TEXT TO READ —
Tellers of Tales [film, culture, YouTube, stories, narrative] — DrJoolz @ 7:19 pm

The other week when YouTube was bought by Google, the site had a great deal of press. Here is a Youtube member responding.

One of the results of this was that the nature of the videos on there got slagged off.

For example on ‘Have I got news for you’ Andrew Neil talked about the drivel on YouTube and intimated that anyone who looked at the videos were stupid.

It seems that for a long time we have wanted our entertainment to be increasingly polished; we have wanted no chinks to shine through. We have wanted performances to be polished, the visuals to be beautiful and the dialogue clever.

But. I think that people are now going back to an enjoyment of the rough and ready and people are enjoying the amateurish. people are liking it when they see how things are done; where they can see throuh the chinks. They love the films made in people’s bedrooms or where people laugh at the wrong spot.

It reminds me of how people used to let Mummers in their houses. Or of the daft players in Midsummer nights dream - the play within the play - where no one can be mistaken that this REALLY happened. It is unashamedly, people just pretending.

See these Mummers:

See this from Midsummer Night’s Dream:

similarly so many of the youtube videos are easily penetrable - that is it is obvious that they are ordinary people making films for a range of reasons. They are unashamedly filmed in houses and tell simple stories about ordinary people. They are not supposed to be polished. See this one called ‘Drama Queen’.

ITEMS —
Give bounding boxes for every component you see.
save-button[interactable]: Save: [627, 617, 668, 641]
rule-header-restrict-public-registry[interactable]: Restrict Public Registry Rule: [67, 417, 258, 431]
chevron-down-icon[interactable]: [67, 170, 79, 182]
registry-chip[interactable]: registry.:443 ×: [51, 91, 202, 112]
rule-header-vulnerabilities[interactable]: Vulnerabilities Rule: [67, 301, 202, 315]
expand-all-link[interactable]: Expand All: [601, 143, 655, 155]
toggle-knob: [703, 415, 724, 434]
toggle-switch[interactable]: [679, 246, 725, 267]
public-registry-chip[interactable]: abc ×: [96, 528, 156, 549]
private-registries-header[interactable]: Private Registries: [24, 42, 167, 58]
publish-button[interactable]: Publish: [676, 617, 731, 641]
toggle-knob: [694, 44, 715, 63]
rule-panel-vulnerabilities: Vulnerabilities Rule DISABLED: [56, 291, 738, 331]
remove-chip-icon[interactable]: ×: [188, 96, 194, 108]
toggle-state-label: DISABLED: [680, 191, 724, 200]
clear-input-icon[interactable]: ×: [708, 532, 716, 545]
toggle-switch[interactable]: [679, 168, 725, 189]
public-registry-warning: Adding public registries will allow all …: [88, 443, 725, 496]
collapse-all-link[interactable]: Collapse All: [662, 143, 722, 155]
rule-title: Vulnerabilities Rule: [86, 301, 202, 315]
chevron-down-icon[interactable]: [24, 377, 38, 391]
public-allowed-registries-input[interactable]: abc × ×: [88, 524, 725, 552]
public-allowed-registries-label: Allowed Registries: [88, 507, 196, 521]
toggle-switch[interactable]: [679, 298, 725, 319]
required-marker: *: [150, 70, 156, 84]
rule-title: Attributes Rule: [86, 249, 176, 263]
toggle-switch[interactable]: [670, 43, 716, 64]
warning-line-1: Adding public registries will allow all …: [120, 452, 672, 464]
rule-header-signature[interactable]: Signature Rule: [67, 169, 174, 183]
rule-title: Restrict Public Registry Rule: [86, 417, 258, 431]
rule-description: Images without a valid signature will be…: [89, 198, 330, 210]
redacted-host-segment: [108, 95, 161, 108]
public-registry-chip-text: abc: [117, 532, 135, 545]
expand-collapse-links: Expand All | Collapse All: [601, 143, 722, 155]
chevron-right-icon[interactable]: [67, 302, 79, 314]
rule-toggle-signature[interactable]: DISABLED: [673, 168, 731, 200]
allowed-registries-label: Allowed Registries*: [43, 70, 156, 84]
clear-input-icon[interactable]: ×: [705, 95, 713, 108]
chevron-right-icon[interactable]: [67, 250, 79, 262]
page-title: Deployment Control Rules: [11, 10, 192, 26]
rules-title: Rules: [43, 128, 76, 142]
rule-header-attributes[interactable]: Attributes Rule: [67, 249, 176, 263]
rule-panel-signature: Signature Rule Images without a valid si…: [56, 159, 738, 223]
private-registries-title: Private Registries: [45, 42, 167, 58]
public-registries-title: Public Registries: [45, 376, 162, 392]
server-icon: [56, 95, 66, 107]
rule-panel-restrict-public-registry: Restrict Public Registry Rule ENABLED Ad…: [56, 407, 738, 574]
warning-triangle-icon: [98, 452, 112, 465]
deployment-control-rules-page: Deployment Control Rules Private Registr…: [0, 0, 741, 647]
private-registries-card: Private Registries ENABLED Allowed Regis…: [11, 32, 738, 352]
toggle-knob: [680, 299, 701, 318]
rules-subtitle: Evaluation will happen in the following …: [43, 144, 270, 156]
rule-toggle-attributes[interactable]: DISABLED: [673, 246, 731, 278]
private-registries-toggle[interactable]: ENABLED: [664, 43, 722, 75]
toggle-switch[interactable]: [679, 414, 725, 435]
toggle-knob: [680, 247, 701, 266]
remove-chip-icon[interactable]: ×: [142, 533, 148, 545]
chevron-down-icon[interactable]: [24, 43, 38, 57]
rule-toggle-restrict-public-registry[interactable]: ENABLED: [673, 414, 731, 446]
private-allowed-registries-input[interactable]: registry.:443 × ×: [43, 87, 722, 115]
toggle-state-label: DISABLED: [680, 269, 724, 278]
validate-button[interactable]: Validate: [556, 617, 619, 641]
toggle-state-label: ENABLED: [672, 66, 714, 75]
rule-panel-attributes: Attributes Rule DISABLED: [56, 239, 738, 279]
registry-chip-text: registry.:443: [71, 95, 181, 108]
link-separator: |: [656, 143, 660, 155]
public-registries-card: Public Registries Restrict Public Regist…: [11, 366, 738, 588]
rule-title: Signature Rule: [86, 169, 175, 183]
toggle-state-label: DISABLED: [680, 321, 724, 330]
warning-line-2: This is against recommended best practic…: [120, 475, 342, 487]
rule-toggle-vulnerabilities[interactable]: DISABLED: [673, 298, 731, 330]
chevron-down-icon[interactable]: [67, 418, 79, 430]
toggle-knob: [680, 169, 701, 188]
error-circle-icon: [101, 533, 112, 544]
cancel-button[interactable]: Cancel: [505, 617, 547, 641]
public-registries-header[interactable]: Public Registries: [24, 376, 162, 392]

PROBLEMS TO SOLVE —
a - In the records, from the start through the line containing "toggle-switch[interactable]: [679, 246, 725, 267]", update "Restrict Public Registry Rule" to "Block Public Registry Rule" and leave everything else unchanged.
b - Continue the text on amateur YouTube videos from the point where it stops.

OUTPUTS FOR THE TASKS —
a -
Give bounding boxes for every component you see.
save-button[interactable]: Save: [627, 617, 668, 641]
rule-header-restrict-public-registry[interactable]: Block Public Registry Rule: [67, 417, 258, 431]
chevron-down-icon[interactable]: [67, 170, 79, 182]
registry-chip[interactable]: registry.:443 ×: [51, 91, 202, 112]
rule-header-vulnerabilities[interactable]: Vulnerabilities Rule: [67, 301, 202, 315]
expand-all-link[interactable]: Expand All: [601, 143, 655, 155]
toggle-knob: [703, 415, 724, 434]
toggle-switch[interactable]: [679, 246, 725, 267]

b -
Then there is

Or Hope is emo.

There are squillions of these little stories.

Anyway I was listening to a programme on radio 4 about the resurgence of story tellers. (my brother is friends with two of the people on the show - Ben and Hugh - how famous is that??) Anyway the show was talking about the phenomenon of ’seeing the whites of people’s eyes’ as they tell the story. This is partly a metaphor; although they meant it literally too, that part of a live story telling experience is in the physical intimacy. I think it is also about the ability to detect the person who tells a tale as ‘like us’, as ‘close’ as ’sharing the same space’. Is this part of he appeal of Youtube’s amateurishness?

I have decided that my next piece of thinking is going to be around the ways in which social networking allows people to produce and to share in narratives in a way that has been part of our culture for hundrreds of years. I want to write about this some more.

Human beings are naturally tellers of tales and suddenly we are wanting other types of tale in addition to the polished ones that we have been getting from tv and film over the last several decades.